* What you are asked to do *
Transcribe every line of the records verbatim.

++++

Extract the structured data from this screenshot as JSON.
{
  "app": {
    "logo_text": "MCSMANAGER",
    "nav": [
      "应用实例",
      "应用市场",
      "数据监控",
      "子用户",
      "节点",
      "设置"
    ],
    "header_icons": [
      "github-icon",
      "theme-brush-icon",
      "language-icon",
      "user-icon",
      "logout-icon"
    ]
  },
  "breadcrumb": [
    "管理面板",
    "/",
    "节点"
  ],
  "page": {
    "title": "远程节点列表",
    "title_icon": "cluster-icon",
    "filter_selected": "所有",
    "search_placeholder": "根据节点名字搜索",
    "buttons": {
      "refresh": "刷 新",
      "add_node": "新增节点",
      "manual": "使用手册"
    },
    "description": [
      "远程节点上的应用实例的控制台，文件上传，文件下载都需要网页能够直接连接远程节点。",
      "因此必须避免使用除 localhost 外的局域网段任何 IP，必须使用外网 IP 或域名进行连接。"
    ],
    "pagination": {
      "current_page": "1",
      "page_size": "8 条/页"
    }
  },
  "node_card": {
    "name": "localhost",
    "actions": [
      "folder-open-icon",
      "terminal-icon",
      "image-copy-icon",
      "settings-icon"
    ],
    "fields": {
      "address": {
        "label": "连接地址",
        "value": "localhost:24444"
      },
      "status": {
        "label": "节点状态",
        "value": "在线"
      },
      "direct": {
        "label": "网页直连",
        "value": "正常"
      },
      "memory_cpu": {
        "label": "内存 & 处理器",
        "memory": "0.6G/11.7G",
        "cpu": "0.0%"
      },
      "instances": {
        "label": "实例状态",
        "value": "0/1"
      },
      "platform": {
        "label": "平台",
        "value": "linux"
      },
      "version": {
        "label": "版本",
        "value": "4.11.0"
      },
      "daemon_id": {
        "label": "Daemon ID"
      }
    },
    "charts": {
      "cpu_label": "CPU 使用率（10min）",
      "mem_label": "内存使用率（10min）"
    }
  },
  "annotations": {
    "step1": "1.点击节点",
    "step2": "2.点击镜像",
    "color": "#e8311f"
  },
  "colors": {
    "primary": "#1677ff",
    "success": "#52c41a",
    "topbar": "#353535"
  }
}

++++

* Answer *
Extract the structured data from this screenshot as JSON.
{
  "app": {
    "logo_text": "MCSMANAGER",
    "nav": [
      "应用实例",
      "应用市场",
      "数据监控",
      "子用户",
      "节点",
      "设置"
    ],
    "header_icons": [
      "github-icon",
      "theme-brush-icon",
      "language-icon",
      "user-icon",
      "logout-icon"
    ]
  },
  "breadcrumb": [
    "管理面板",
    "/",
    "节点"
  ],
  "page": {
    "title": "远程节点列表",
    "title_icon": "cluster-icon",
    "filter_selected": "所有",
    "search_placeholder": "根据节点名字搜索",
    "buttons": {
      "refresh": "刷 新",
      "add_node": "新增节点",
      "manual": "使用手册"
    },
    "description": [
      "远程节点上的应用实例的控制台，文件上传，文件下载都需要网页能够直接连接远程节点。",
      "因此必须避免使用除 localhost 外的局域网段任何 IP，必须使用外网 IP 或域名进行连接。"
    ],
    "pagination": {
      "current_page": "1",
      "page_size": "8 条/页"
    }
  },
  "node_card": {
    "name": "localhost",
    "actions": [
      "folder-open-icon",
      "terminal-icon",
      "image-copy-icon",
      "settings-icon"
    ],
    "fields": {
      "address": {
        "label": "连接地址",
        "value": "localhost:24444"
      },
      "status": {
        "label": "节点状态",
        "value": "在线"
      },
      "direct": {
        "label": "网页直连",
        "value": "正常"
      },
      "memory_cpu": {
        "label": "内存 & 处理器",
        "memory": "0.6G/11.7G",
        "cpu": "0.0%"
      },
      "instances": {
        "label": "实例状态",
        "value": "0/1"
      },
      "platform": {
        "label": "平台",
        "value": "linux"
      },
      "version": {
        "label": "版本",
        "value": "4.11.0"
      },
      "daemon_id": {
        "label": "Daemon ID"
      }
    },
    "charts": {
      "cpu_label": "CPU 使用率（10min）",
      "mem_label": "内存使用率（10min）"
    }
  },
  "annotations": {
    "step1": "1.点击节点",
    "step2": "2.点击镜像",
    "color": "#e8311f"
  },
  "colors": {
    "primary": "#1677ff",
    "success": "#52c41a",
    "topbar": "#353535"
  }
}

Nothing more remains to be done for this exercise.